───── Data provided
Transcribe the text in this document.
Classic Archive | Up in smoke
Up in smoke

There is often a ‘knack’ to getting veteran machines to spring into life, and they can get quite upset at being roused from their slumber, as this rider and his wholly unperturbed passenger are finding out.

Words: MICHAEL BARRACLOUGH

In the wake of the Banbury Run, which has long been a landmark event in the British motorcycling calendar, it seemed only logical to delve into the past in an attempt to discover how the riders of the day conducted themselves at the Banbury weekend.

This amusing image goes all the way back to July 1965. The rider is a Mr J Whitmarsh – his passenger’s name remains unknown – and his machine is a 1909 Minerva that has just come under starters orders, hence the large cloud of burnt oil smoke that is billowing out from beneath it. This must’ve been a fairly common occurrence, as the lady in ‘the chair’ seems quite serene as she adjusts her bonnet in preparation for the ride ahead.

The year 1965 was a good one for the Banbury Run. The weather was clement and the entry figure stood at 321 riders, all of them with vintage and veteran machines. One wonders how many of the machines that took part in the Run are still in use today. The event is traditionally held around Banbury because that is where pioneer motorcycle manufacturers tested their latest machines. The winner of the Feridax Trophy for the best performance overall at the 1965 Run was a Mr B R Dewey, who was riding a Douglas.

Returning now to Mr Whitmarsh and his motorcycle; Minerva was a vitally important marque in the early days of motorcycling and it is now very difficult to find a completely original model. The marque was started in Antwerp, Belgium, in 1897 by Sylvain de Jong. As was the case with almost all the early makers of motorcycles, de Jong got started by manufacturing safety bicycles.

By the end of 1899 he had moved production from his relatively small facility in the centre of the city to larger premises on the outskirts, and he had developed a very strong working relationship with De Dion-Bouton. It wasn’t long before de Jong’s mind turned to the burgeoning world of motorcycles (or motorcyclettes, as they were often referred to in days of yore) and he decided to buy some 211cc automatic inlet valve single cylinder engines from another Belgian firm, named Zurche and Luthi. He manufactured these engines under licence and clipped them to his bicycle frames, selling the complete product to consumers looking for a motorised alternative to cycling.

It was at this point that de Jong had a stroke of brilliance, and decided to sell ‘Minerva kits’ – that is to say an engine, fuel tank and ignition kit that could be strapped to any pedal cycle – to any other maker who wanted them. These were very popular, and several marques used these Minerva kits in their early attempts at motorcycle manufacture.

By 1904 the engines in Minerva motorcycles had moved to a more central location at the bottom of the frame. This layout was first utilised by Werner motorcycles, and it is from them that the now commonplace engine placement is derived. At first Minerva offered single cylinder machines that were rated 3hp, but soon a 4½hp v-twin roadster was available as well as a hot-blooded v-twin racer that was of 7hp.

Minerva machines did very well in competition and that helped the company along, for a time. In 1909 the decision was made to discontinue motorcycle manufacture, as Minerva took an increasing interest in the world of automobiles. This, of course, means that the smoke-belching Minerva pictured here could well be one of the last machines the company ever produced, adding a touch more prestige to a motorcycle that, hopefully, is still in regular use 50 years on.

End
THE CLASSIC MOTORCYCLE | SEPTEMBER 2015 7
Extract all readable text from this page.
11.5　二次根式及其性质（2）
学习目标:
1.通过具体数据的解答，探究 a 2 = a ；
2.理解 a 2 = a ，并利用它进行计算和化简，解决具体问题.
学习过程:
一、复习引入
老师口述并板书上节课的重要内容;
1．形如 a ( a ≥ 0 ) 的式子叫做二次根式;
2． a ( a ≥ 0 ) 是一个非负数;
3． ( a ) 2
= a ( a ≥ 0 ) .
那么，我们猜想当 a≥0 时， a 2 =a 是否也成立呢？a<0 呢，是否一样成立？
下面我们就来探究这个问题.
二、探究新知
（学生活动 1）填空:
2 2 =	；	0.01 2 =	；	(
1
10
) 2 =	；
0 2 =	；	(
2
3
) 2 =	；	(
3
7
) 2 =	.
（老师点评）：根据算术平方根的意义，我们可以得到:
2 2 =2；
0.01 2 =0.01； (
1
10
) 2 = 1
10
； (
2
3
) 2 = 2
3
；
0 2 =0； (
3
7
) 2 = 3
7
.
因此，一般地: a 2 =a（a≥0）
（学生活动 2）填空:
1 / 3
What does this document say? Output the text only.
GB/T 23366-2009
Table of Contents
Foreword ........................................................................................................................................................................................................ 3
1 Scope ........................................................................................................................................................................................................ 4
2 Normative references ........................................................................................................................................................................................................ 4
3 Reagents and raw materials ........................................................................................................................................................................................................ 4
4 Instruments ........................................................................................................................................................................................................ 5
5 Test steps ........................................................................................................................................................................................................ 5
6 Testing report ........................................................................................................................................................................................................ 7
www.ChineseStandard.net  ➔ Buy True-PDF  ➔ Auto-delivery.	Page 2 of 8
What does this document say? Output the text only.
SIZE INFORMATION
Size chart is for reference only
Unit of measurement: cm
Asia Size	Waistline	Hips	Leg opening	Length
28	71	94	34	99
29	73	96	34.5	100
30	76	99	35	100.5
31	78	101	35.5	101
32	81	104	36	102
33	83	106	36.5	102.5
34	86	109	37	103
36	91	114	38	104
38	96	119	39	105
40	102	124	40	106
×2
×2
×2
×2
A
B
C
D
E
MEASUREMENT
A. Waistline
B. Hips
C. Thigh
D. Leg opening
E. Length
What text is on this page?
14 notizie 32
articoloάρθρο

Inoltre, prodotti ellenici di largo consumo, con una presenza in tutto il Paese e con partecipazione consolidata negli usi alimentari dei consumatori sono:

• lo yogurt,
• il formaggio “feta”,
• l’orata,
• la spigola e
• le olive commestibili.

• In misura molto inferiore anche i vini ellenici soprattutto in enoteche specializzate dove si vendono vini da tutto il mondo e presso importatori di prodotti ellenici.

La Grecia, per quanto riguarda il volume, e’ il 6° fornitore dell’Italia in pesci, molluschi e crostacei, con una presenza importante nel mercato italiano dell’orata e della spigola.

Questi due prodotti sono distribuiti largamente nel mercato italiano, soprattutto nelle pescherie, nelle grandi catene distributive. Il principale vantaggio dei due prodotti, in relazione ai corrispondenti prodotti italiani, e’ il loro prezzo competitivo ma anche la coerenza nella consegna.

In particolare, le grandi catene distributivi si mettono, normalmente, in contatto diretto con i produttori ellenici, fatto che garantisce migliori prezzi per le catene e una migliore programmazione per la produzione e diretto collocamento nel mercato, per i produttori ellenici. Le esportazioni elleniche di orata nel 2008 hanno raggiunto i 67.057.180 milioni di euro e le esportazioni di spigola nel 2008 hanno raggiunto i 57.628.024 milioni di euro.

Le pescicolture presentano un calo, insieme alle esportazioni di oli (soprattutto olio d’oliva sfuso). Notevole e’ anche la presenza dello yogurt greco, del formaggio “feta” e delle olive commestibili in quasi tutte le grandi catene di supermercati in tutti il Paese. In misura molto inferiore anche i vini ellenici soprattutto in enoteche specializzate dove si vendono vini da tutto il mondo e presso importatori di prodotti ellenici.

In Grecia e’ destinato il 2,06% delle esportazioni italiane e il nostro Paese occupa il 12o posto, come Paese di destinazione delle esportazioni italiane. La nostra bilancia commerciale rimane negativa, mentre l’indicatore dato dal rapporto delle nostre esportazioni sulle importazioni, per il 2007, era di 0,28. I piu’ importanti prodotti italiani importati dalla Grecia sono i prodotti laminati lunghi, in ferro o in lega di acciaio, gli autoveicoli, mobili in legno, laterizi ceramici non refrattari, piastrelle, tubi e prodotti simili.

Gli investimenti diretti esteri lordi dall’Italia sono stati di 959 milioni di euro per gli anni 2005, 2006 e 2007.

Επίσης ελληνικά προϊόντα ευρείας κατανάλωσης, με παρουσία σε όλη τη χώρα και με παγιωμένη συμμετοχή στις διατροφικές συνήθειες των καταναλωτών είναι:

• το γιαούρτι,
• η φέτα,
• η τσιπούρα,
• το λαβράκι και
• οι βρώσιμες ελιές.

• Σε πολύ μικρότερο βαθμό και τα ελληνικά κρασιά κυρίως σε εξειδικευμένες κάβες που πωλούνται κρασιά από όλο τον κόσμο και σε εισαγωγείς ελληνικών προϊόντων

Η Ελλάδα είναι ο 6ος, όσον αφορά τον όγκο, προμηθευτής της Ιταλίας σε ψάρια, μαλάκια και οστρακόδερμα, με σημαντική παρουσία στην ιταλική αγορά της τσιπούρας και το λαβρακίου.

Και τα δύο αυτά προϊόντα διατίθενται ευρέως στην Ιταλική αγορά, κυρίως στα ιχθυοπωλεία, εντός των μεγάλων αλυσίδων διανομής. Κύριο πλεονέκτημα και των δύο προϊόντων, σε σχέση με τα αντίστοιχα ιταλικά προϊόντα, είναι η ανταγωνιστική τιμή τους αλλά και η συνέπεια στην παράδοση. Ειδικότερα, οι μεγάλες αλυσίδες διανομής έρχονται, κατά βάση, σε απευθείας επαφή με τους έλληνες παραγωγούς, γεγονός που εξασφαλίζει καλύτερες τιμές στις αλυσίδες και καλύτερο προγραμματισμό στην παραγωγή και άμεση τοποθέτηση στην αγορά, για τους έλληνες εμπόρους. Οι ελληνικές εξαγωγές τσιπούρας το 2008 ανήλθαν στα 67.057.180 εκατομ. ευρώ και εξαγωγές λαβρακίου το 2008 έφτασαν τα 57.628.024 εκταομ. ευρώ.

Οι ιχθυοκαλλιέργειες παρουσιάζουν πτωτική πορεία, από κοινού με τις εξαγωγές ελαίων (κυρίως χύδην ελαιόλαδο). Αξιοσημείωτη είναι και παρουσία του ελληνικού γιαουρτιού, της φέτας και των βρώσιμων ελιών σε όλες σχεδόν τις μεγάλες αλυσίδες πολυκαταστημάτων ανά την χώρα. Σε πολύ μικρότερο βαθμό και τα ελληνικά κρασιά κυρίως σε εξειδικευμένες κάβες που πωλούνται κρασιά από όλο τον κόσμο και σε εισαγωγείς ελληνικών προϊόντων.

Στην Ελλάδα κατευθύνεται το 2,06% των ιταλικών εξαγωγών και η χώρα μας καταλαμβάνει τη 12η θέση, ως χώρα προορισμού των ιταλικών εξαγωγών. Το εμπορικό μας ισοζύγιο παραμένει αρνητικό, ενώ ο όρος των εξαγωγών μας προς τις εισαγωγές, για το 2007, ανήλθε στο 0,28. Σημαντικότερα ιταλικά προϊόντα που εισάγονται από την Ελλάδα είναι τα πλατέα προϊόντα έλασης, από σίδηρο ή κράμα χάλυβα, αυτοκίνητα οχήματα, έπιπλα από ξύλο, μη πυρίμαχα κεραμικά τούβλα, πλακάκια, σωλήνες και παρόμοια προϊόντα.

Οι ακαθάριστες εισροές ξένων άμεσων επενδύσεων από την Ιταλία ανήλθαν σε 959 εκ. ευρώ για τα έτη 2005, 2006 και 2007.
──────────
* Your task *
Look over the listing. Pull out every line with the string "soprattutto" in it.

* Correct result *
• In misura molto inferiore anche i vini ellenici soprattutto in enoteche specializzate dove si vendono vini da tutto il mondo e presso importatori di prodotti ellenici.
Questi due prodotti sono distribuiti largamente nel mercato italiano, soprattutto nelle pescherie, nelle grandi catene distributive. Il principale vantaggio dei due prodotti, in relazione ai corrispondenti prodotti italiani, e’ il loro prezzo competitivo ma anche la coerenza nella consegna.
Le pescicolture presentano un calo, insieme alle esportazioni di oli (soprattutto olio d’oliva sfuso). Notevole e’ anche la presenza dello yogurt greco, del formaggio “feta” e delle olive commestibili in quasi tutte le grandi catene di supermercati in tutti il Paese. In misura molto inferiore anche i vini ellenici soprattutto in enoteche specializzate dove si vendono vini da tutto il mondo e presso importatori di prodotti ellenici.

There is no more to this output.